### Dataset entries
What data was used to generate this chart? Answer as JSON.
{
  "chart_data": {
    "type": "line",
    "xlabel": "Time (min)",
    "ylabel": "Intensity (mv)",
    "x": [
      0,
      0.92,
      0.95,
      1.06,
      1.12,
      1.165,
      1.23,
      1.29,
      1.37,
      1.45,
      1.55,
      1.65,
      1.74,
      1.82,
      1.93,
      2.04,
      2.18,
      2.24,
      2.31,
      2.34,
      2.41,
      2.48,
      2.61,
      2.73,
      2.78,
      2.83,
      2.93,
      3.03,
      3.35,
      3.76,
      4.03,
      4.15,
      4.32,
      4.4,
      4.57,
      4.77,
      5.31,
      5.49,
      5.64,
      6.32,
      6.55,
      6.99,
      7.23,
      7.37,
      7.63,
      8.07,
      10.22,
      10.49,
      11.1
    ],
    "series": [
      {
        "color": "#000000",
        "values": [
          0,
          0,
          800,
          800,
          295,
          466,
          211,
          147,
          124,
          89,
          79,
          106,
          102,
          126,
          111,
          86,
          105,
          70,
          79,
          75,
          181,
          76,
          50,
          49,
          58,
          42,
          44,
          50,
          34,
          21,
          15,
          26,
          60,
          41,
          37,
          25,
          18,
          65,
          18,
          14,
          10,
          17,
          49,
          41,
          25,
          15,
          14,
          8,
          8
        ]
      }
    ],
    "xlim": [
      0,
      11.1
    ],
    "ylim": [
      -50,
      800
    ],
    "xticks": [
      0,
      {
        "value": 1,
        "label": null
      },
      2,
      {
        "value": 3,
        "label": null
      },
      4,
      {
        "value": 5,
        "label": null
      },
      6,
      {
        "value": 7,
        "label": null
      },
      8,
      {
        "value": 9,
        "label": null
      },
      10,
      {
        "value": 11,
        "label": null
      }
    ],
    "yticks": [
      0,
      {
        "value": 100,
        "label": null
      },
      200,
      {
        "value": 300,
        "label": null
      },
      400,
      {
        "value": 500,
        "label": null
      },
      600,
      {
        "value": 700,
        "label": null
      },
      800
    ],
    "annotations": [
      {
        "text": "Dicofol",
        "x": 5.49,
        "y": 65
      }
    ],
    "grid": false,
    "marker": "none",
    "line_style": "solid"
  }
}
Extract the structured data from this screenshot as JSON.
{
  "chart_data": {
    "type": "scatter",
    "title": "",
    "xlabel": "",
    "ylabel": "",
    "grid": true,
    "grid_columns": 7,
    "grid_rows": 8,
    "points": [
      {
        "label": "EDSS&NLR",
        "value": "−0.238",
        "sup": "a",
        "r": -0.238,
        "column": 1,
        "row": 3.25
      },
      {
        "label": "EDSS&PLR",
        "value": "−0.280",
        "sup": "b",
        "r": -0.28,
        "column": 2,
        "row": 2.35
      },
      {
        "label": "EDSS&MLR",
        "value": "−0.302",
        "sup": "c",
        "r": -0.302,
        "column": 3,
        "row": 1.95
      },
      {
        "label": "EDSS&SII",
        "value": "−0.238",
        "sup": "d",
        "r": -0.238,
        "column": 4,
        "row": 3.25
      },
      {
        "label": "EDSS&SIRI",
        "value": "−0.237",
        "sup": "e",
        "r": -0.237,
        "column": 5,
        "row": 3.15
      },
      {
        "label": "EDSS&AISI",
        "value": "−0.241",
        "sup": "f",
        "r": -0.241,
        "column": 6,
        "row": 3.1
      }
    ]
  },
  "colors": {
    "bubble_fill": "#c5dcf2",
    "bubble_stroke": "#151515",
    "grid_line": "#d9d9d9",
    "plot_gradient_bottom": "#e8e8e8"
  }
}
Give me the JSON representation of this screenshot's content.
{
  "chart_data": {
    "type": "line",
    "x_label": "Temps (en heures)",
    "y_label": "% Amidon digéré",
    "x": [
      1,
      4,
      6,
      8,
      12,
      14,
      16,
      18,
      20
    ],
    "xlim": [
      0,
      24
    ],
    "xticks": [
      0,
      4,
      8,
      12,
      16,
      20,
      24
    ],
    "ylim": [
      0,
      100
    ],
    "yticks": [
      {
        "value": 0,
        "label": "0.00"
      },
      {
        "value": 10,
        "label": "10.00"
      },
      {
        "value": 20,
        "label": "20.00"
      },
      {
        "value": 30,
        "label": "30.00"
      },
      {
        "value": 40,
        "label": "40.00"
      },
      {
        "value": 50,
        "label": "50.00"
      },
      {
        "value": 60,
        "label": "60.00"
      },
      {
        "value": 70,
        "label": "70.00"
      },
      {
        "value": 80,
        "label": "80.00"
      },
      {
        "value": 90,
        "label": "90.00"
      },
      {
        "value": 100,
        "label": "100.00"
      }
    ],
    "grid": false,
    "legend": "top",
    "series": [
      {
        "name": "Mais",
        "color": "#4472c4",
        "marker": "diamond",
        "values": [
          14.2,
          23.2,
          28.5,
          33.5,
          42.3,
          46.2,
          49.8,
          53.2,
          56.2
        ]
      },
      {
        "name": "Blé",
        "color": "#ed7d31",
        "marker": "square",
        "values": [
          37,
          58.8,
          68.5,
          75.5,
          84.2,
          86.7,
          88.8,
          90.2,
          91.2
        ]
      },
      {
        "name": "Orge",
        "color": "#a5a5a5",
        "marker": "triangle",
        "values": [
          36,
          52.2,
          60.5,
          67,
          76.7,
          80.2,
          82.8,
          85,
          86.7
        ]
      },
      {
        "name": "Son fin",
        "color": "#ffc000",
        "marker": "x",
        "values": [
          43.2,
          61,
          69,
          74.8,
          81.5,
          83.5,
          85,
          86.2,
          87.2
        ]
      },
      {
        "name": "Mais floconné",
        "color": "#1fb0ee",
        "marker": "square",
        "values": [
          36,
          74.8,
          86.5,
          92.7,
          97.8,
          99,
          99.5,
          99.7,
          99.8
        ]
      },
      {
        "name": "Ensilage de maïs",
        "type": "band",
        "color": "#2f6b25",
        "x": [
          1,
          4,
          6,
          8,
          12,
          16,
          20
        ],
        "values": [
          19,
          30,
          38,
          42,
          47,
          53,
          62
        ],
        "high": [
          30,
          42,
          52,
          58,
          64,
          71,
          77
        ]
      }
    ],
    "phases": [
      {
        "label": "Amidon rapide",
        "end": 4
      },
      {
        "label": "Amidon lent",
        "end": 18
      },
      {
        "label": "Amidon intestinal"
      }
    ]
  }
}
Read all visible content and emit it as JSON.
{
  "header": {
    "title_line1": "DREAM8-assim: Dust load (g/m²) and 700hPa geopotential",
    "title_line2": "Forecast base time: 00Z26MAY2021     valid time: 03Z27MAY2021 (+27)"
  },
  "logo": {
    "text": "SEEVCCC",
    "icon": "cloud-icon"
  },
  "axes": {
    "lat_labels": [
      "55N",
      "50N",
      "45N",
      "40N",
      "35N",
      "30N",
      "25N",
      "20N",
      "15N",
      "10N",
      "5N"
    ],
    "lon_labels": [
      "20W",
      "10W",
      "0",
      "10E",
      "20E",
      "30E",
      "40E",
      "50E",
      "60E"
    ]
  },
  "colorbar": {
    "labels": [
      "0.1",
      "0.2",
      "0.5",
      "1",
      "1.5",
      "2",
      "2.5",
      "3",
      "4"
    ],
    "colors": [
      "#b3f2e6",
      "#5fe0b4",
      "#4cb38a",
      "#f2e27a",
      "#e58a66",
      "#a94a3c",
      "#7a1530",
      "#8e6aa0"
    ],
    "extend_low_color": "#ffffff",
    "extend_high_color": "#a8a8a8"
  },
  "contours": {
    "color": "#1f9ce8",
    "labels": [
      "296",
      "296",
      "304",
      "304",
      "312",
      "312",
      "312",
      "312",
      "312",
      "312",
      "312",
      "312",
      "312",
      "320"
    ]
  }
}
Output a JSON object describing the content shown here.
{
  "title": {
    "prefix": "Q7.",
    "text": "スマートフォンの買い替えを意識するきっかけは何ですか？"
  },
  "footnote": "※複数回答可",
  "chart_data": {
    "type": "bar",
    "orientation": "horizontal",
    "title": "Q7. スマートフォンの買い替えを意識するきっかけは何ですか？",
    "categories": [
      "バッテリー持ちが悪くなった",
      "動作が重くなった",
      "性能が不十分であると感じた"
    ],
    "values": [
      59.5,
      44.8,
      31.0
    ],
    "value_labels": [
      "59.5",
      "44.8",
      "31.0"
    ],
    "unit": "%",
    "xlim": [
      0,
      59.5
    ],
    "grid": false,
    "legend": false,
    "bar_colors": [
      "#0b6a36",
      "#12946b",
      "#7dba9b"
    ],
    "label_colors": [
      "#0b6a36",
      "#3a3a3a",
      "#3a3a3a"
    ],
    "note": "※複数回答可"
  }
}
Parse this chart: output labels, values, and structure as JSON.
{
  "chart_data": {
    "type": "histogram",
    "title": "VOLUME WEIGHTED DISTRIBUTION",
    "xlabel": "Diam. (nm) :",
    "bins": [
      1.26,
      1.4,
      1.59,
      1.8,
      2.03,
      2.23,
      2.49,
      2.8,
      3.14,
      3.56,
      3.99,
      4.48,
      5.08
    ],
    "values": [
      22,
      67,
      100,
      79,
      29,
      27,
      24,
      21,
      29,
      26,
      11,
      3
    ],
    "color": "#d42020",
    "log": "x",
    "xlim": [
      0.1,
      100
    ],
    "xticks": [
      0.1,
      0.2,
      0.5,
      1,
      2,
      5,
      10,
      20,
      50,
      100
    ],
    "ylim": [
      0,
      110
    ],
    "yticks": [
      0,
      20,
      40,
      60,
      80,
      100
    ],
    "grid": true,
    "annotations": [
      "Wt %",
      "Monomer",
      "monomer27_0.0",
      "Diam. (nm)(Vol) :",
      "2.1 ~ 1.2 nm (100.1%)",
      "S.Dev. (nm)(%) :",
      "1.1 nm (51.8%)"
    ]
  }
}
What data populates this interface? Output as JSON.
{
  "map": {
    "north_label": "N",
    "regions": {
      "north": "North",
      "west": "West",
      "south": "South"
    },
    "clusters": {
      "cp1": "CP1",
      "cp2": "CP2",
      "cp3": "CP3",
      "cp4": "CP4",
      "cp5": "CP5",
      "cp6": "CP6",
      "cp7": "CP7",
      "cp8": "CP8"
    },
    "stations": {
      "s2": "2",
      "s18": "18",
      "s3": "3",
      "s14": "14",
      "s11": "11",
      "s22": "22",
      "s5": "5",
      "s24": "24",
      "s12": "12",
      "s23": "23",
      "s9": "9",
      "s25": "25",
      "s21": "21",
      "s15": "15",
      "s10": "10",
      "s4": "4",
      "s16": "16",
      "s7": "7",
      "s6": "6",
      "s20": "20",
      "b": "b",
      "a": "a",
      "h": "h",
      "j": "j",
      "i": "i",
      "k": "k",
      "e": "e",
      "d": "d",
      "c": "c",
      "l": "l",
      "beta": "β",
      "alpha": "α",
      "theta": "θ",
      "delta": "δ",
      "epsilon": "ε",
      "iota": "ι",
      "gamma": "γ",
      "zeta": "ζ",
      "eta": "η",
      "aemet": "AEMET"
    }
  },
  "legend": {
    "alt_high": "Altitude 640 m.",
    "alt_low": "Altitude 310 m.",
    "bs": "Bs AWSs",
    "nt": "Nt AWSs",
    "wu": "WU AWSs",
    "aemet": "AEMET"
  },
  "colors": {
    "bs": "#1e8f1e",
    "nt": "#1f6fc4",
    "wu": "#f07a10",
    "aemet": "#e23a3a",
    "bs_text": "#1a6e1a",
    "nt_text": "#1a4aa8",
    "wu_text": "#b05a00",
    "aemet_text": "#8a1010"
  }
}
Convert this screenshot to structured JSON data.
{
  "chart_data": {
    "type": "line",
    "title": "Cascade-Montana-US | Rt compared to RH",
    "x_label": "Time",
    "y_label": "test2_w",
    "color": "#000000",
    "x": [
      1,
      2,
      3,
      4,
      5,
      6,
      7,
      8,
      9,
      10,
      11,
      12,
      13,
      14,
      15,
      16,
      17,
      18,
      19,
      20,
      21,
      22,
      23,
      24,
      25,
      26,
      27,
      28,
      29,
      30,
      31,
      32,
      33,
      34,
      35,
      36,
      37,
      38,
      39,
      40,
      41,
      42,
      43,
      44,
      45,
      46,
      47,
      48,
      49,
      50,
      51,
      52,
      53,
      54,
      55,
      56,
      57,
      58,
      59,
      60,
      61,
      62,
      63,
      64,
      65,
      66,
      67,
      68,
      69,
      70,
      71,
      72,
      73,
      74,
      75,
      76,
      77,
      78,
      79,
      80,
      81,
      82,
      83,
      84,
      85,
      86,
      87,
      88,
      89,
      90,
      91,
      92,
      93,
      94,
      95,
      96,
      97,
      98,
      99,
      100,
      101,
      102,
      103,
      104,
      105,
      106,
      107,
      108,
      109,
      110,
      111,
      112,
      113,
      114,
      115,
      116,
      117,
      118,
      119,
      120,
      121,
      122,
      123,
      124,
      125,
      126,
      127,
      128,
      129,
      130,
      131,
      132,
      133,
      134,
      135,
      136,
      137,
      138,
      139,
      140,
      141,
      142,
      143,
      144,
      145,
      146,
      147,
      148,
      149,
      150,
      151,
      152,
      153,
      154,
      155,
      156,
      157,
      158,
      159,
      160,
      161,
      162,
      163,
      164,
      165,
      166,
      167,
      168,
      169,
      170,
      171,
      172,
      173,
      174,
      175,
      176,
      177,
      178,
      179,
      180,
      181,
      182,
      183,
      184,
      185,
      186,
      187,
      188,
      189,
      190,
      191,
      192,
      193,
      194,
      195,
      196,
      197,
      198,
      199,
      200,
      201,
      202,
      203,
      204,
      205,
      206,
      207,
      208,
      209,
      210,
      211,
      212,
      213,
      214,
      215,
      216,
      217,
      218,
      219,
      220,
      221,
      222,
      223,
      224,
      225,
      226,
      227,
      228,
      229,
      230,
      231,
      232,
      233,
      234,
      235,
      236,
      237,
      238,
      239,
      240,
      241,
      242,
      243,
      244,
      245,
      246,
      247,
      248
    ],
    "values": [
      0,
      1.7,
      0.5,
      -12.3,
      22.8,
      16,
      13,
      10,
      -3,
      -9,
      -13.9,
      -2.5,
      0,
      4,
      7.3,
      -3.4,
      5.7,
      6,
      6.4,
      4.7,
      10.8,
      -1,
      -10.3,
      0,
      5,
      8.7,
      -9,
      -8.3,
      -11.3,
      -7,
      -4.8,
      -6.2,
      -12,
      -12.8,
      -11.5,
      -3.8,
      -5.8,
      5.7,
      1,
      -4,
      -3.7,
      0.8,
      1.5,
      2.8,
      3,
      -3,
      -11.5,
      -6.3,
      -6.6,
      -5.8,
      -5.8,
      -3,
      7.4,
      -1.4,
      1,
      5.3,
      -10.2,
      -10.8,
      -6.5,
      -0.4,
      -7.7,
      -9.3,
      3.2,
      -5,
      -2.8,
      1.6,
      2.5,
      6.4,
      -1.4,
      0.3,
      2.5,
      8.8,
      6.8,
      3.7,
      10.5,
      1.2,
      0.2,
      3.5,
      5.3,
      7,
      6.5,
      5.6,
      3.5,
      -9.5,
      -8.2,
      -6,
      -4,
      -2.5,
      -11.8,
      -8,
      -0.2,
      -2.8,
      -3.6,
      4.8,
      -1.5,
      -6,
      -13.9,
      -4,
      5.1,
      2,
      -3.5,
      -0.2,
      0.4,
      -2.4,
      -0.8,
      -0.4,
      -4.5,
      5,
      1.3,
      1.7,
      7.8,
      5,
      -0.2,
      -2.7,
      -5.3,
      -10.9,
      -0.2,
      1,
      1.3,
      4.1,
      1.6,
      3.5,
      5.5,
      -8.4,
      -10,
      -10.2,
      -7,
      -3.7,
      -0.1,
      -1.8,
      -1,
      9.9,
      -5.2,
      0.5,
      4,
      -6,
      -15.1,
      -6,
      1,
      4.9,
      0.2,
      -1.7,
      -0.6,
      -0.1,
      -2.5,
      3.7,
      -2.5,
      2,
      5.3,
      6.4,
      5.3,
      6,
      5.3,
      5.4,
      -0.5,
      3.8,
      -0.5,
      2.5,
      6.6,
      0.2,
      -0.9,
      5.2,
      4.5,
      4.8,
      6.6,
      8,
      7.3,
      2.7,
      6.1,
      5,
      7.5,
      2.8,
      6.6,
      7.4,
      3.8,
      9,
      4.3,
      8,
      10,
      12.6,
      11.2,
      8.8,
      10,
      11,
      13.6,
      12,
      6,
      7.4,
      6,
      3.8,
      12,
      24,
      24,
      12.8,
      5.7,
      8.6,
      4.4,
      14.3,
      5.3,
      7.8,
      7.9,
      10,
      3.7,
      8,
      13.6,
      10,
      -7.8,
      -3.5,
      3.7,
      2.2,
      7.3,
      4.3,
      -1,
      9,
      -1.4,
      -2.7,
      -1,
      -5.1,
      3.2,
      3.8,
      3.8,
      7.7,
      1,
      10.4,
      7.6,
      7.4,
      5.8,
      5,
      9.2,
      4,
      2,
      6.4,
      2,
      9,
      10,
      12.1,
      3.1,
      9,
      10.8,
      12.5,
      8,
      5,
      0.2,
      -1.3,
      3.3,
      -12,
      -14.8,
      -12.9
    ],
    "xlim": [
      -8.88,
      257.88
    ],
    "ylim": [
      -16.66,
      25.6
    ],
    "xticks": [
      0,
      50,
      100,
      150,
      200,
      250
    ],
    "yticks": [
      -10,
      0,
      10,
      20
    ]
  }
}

### EXERCISE GOAL
Filter the entries down to the lines containing "structured". Copy each of those lines.

### IN RESPONSE
Extract the structured data from this screenshot as JSON.
Convert this screenshot to structured JSON data.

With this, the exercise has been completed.